**Task description:**
Reproduce the records below word for word, every line of them.

+ + + +

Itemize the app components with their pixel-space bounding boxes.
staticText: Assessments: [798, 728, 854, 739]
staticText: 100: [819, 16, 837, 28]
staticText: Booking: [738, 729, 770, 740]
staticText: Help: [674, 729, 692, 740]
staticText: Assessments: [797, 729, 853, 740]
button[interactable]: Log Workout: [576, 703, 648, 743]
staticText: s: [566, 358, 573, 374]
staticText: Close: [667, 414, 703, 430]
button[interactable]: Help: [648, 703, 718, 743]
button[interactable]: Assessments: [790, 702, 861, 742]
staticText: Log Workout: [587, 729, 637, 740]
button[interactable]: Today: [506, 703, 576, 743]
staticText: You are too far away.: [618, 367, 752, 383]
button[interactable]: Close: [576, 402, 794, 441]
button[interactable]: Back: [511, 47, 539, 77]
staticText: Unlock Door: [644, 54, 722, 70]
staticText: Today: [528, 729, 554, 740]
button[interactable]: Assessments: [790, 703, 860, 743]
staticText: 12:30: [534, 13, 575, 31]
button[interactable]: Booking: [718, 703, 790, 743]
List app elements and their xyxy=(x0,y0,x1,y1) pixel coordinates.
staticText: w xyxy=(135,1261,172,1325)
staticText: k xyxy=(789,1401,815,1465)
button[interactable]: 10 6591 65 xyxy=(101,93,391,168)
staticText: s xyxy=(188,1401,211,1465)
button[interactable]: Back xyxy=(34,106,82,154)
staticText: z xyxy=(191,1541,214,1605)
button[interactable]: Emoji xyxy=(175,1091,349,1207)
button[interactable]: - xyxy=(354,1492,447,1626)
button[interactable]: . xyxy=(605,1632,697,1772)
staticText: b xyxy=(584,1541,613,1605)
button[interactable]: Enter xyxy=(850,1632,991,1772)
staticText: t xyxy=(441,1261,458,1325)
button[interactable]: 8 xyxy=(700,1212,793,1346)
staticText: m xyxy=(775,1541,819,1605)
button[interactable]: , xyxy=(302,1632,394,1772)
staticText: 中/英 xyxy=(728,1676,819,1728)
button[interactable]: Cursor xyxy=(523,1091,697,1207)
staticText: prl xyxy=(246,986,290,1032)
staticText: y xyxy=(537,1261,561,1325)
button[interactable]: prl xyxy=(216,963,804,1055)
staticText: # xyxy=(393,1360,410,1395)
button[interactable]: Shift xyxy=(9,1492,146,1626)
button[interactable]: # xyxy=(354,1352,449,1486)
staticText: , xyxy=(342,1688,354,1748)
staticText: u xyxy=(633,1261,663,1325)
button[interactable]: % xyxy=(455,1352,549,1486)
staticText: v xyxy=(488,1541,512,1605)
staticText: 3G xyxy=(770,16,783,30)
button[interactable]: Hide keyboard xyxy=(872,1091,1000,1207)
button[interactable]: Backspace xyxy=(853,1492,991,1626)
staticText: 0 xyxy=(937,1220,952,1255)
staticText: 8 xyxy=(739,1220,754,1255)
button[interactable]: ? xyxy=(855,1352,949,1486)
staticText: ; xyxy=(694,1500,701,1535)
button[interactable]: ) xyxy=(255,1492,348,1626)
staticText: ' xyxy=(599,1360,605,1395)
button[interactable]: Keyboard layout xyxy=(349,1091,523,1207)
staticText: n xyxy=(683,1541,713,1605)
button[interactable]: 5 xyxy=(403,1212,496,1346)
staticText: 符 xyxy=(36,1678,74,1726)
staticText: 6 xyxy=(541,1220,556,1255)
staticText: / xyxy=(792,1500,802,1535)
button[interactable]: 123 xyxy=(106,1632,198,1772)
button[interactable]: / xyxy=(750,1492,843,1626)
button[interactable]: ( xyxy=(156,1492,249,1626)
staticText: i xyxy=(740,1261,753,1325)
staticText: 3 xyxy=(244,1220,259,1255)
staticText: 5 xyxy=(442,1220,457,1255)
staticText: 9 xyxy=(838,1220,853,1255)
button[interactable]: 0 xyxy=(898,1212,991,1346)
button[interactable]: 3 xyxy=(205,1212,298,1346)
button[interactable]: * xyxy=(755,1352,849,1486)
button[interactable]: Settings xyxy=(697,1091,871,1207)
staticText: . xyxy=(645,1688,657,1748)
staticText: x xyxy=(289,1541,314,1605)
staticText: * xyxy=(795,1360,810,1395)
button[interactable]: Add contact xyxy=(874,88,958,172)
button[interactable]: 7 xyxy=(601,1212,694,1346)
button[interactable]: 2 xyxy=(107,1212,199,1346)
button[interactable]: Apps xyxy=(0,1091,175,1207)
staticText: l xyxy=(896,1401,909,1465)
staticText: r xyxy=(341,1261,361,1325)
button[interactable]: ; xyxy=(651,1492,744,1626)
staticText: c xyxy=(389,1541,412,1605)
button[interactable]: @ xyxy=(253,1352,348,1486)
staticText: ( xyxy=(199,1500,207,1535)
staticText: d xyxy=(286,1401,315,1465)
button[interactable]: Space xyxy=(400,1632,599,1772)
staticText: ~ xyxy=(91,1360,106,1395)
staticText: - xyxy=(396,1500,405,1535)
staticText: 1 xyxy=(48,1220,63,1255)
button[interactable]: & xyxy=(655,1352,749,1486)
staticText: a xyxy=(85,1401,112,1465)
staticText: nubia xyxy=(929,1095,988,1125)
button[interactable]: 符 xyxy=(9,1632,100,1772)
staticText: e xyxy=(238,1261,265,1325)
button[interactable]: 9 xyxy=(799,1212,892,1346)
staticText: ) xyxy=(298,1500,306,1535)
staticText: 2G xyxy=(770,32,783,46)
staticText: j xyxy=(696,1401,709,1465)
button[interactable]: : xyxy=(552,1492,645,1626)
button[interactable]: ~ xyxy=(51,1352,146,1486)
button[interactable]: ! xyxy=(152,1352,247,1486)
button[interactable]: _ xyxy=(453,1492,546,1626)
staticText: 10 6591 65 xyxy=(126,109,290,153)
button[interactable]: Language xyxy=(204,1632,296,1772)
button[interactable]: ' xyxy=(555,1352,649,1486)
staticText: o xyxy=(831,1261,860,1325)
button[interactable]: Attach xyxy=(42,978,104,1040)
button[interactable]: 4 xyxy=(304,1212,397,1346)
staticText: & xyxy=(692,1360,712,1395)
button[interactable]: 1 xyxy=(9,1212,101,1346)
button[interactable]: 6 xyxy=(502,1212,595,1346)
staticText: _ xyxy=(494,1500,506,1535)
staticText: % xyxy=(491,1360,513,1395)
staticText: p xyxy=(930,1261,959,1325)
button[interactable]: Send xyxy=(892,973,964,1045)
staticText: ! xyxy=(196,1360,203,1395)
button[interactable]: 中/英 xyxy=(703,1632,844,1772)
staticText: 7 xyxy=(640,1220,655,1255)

+ + + +

**Answer for the task:**
Itemize the app components with their pixel-space bounding boxes.
staticText: Assessments: [798, 728, 854, 739]
staticText: 100: [819, 16, 837, 28]
staticText: Booking: [738, 729, 770, 740]
staticText: Help: [674, 729, 692, 740]
staticText: Assessments: [797, 729, 853, 740]
button[interactable]: Log Workout: [576, 703, 648, 743]
staticText: s: [566, 358, 573, 374]
staticText: Close: [667, 414, 703, 430]
button[interactable]: Help: [648, 703, 718, 743]
button[interactable]: Assessments: [790, 702, 861, 742]
staticText: Log Workout: [587, 729, 637, 740]
button[interactable]: Today: [506, 703, 576, 743]
staticText: You are too far away.: [618, 367, 752, 383]
button[interactable]: Close: [576, 402, 794, 441]
button[interactable]: Back: [511, 47, 539, 77]
staticText: Unlock Door: [644, 54, 722, 70]
staticText: Today: [528, 729, 554, 740]
button[interactable]: Assessments: [790, 703, 860, 743]
staticText: 12:30: [534, 13, 575, 31]
button[interactable]: Booking: [718, 703, 790, 743]
List app elements and their xyxy=(x0,y0,x1,y1) pixel coordinates.
staticText: w xyxy=(135,1261,172,1325)
staticText: k xyxy=(789,1401,815,1465)
button[interactable]: 10 6591 65 xyxy=(101,93,391,168)
staticText: s xyxy=(188,1401,211,1465)
button[interactable]: Back xyxy=(34,106,82,154)
staticText: z xyxy=(191,1541,214,1605)
button[interactable]: Emoji xyxy=(175,1091,349,1207)
button[interactable]: - xyxy=(354,1492,447,1626)
button[interactable]: . xyxy=(605,1632,697,1772)
staticText: b xyxy=(584,1541,613,1605)
button[interactable]: Enter xyxy=(850,1632,991,1772)
staticText: t xyxy=(441,1261,458,1325)
button[interactable]: 8 xyxy=(700,1212,793,1346)
staticText: m xyxy=(775,1541,819,1605)
button[interactable]: , xyxy=(302,1632,394,1772)
staticText: 中/英 xyxy=(728,1676,819,1728)
button[interactable]: Cursor xyxy=(523,1091,697,1207)
staticText: prl xyxy=(246,986,290,1032)
staticText: y xyxy=(537,1261,561,1325)
button[interactable]: prl xyxy=(216,963,804,1055)
staticText: # xyxy=(393,1360,410,1395)
button[interactable]: Shift xyxy=(9,1492,146,1626)
button[interactable]: # xyxy=(354,1352,449,1486)
staticText: , xyxy=(342,1688,354,1748)
staticText: u xyxy=(633,1261,663,1325)
button[interactable]: % xyxy=(455,1352,549,1486)
staticText: v xyxy=(488,1541,512,1605)
staticText: 3G xyxy=(770,16,783,30)
button[interactable]: Hide keyboard xyxy=(872,1091,1000,1207)
button[interactable]: Backspace xyxy=(853,1492,991,1626)
staticText: 0 xyxy=(937,1220,952,1255)
staticText: 8 xyxy=(739,1220,754,1255)
button[interactable]: ? xyxy=(855,1352,949,1486)
staticText: ; xyxy=(694,1500,701,1535)
button[interactable]: ) xyxy=(255,1492,348,1626)
staticText: ' xyxy=(599,1360,605,1395)
button[interactable]: Keyboard layout xyxy=(349,1091,523,1207)
staticText: n xyxy=(683,1541,713,1605)
button[interactable]: 5 xyxy=(403,1212,496,1346)
staticText: 符 xyxy=(36,1678,74,1726)
staticText: 6 xyxy=(541,1220,556,1255)
staticText: / xyxy=(792,1500,802,1535)
button[interactable]: 123 xyxy=(106,1632,198,1772)
button[interactable]: / xyxy=(750,1492,843,1626)
button[interactable]: ( xyxy=(156,1492,249,1626)
staticText: i xyxy=(740,1261,753,1325)
staticText: 3 xyxy=(244,1220,259,1255)
staticText: 5 xyxy=(442,1220,457,1255)
staticText: 9 xyxy=(838,1220,853,1255)
button[interactable]: 0 xyxy=(898,1212,991,1346)
button[interactable]: 3 xyxy=(205,1212,298,1346)
button[interactable]: * xyxy=(755,1352,849,1486)
button[interactable]: Settings xyxy=(697,1091,871,1207)
staticText: . xyxy=(645,1688,657,1748)
staticText: x xyxy=(289,1541,314,1605)
staticText: * xyxy=(795,1360,810,1395)
button[interactable]: Add contact xyxy=(874,88,958,172)
button[interactable]: 7 xyxy=(601,1212,694,1346)
button[interactable]: 2 xyxy=(107,1212,199,1346)
button[interactable]: Apps xyxy=(0,1091,175,1207)
staticText: l xyxy=(896,1401,909,1465)
staticText: r xyxy=(341,1261,361,1325)
button[interactable]: ; xyxy=(651,1492,744,1626)
staticText: c xyxy=(389,1541,412,1605)
button[interactable]: @ xyxy=(253,1352,348,1486)
staticText: ( xyxy=(199,1500,207,1535)
staticText: d xyxy=(286,1401,315,1465)
button[interactable]: Space xyxy=(400,1632,599,1772)
staticText: ~ xyxy=(91,1360,106,1395)
staticText: - xyxy=(396,1500,405,1535)
staticText: 1 xyxy=(48,1220,63,1255)
button[interactable]: & xyxy=(655,1352,749,1486)
staticText: a xyxy=(85,1401,112,1465)
staticText: nubia xyxy=(929,1095,988,1125)
button[interactable]: 符 xyxy=(9,1632,100,1772)
staticText: e xyxy=(238,1261,265,1325)
button[interactable]: 9 xyxy=(799,1212,892,1346)
staticText: ) xyxy=(298,1500,306,1535)
staticText: 2G xyxy=(770,32,783,46)
staticText: j xyxy=(696,1401,709,1465)
button[interactable]: : xyxy=(552,1492,645,1626)
button[interactable]: ~ xyxy=(51,1352,146,1486)
button[interactable]: ! xyxy=(152,1352,247,1486)
button[interactable]: _ xyxy=(453,1492,546,1626)
staticText: 10 6591 65 xyxy=(126,109,290,153)
button[interactable]: Language xyxy=(204,1632,296,1772)
button[interactable]: ' xyxy=(555,1352,649,1486)
staticText: o xyxy=(831,1261,860,1325)
button[interactable]: Attach xyxy=(42,978,104,1040)
button[interactable]: 4 xyxy=(304,1212,397,1346)
staticText: & xyxy=(692,1360,712,1395)
button[interactable]: 1 xyxy=(9,1212,101,1346)
button[interactable]: 6 xyxy=(502,1212,595,1346)
staticText: _ xyxy=(494,1500,506,1535)
staticText: % xyxy=(491,1360,513,1395)
staticText: p xyxy=(930,1261,959,1325)
button[interactable]: Send xyxy=(892,973,964,1045)
staticText: ! xyxy=(196,1360,203,1395)
button[interactable]: 中/英 xyxy=(703,1632,844,1772)
staticText: 7 xyxy=(640,1220,655,1255)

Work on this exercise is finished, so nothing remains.